*STATED EXERCISE*.
Wherever the string "this" appears in a line, extract that line.

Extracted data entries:

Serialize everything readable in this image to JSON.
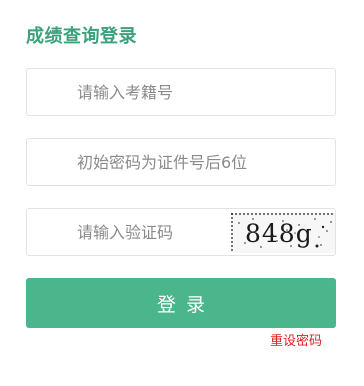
{
  "title": "成绩查询登录",
  "fields": {
    "exam_number": {
      "placeholder": "请输入考籍号",
      "value": ""
    },
    "password": {
      "placeholder": "初始密码为证件号后6位",
      "value": ""
    },
    "captcha": {
      "placeholder": "请输入验证码",
      "value": ""
    }
  },
  "captcha_image": {
    "text": "848g"
  },
  "login_button": {
    "label": "登录"
  },
  "reset_password_link": {
    "label": "重设密码"
  },
  "colors": {
    "accent": "#3aa27a",
    "button": "#4bb58b",
    "link": "#e02020"
  }
}
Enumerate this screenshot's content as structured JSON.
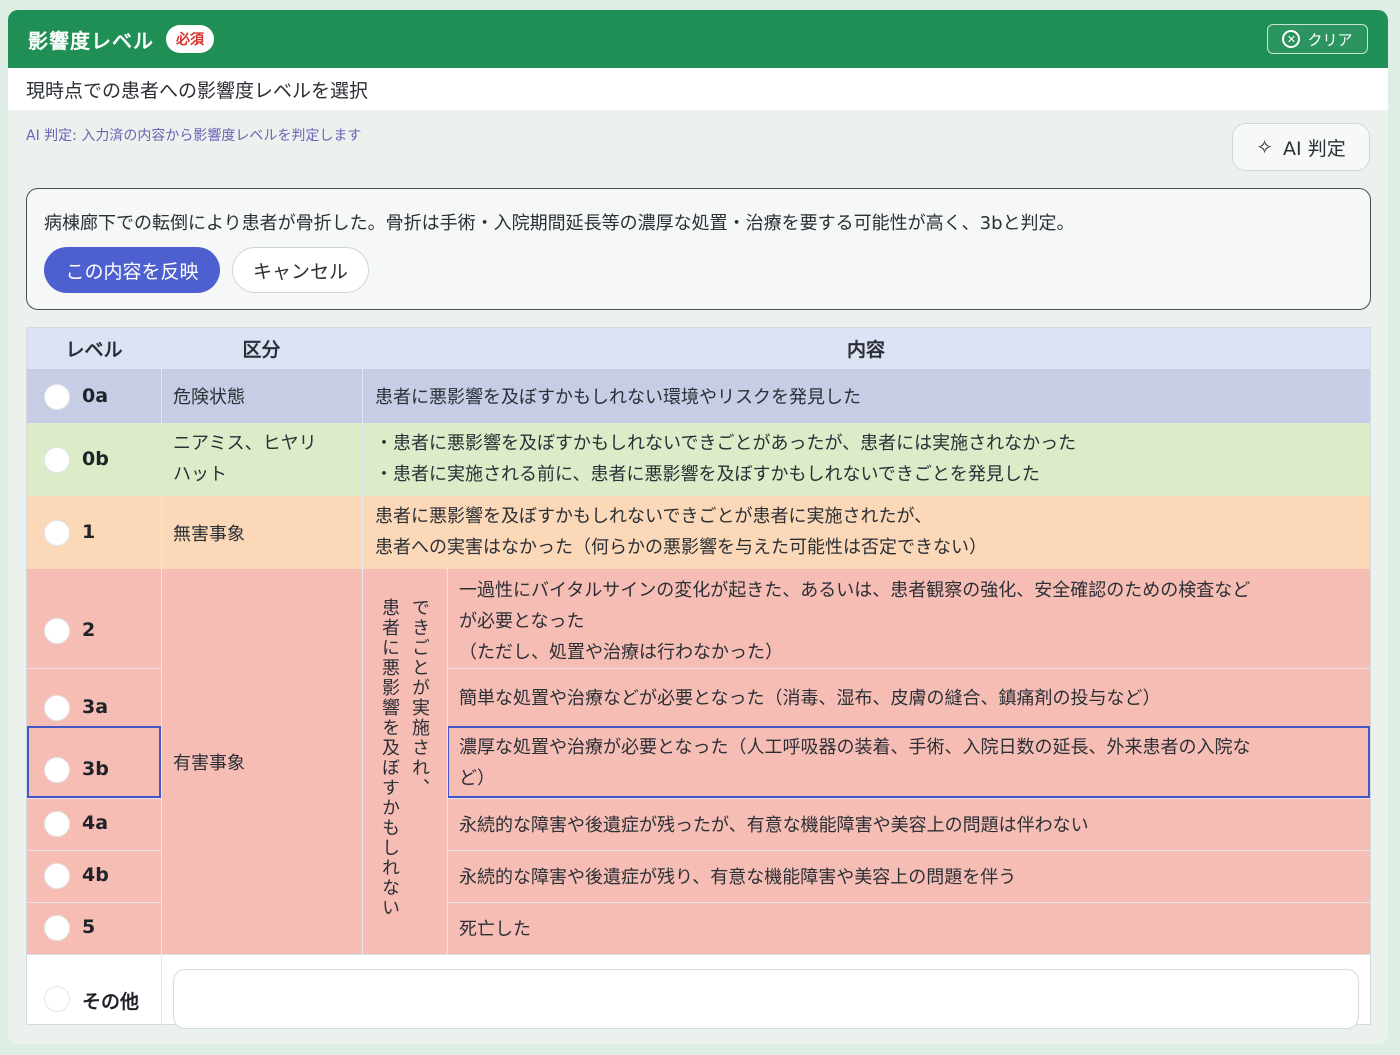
{
  "header": {
    "title": "影響度レベル",
    "required_badge": "必須",
    "clear_label": "クリア"
  },
  "subtitle": "現時点での患者への影響度レベルを選択",
  "ai": {
    "hint": "AI 判定: 入力済の内容から影響度レベルを判定します",
    "button_label": "AI 判定",
    "result_text": "病棟廊下での転倒により患者が骨折した。骨折は手術・入院期間延長等の濃厚な処置・治療を要する可能性が高く、3bと判定。",
    "apply_label": "この内容を反映",
    "cancel_label": "キャンセル"
  },
  "table": {
    "columns": [
      "レベル",
      "区分",
      "内容"
    ],
    "rows": [
      {
        "level": "0a",
        "category": "危険状態",
        "content": [
          "患者に悪影響を及ぼすかもしれない環境やリスクを発見した"
        ],
        "selected": false
      },
      {
        "level": "0b",
        "category": [
          "ニアミス、ヒヤリ",
          "ハット"
        ],
        "content": [
          "・患者に悪影響を及ぼすかもしれないできごとがあったが、患者には実施されなかった",
          "・患者に実施される前に、患者に悪影響を及ぼすかもしれないできごとを発見した"
        ],
        "selected": false
      },
      {
        "level": "1",
        "category": "無害事象",
        "content": [
          "患者に悪影響を及ぼすかもしれないできごとが患者に実施されたが、",
          "患者への実害はなかった（何らかの悪影響を与えた可能性は否定できない）"
        ],
        "selected": false
      },
      {
        "level": "2",
        "content": [
          "一過性にバイタルサインの変化が起きた、あるいは、患者観察の強化、安全確認のための検査など",
          "が必要となった",
          "（ただし、処置や治療は行わなかった）"
        ],
        "selected": false
      },
      {
        "level": "3a",
        "content": [
          "簡単な処置や治療などが必要となった（消毒、湿布、皮膚の縫合、鎮痛剤の投与など）"
        ],
        "selected": false
      },
      {
        "level": "3b",
        "content": [
          "濃厚な処置や治療が必要となった（人工呼吸器の装着、手術、入院日数の延長、外来患者の入院な",
          "ど）"
        ],
        "selected": false,
        "highlighted": true
      },
      {
        "level": "4a",
        "content": [
          "永続的な障害や後遺症が残ったが、有意な機能障害や美容上の問題は伴わない"
        ],
        "selected": false
      },
      {
        "level": "4b",
        "content": [
          "永続的な障害や後遺症が残り、有意な機能障害や美容上の問題を伴う"
        ],
        "selected": false
      },
      {
        "level": "5",
        "content": [
          "死亡した"
        ],
        "selected": false
      }
    ],
    "harmful_category": "有害事象",
    "harmful_note": [
      "できごとが実施され、",
      "患者に悪影響を及ぼすかもしれない"
    ],
    "other_label": "その他",
    "other_value": ""
  },
  "colors": {
    "header_green": "#1f8f55",
    "row_0a": "#c7cde4",
    "row_0b": "#dcebc8",
    "row_1": "#fbd9b8",
    "row_harm": "#f6bdb5",
    "accent_blue": "#4e5fcf",
    "required_red": "#d6322e"
  }
}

*ANSWER TO THE PROBLEM*.
Serialize everything readable in this image to JSON.
Enumerate this screenshot's content as structured JSON.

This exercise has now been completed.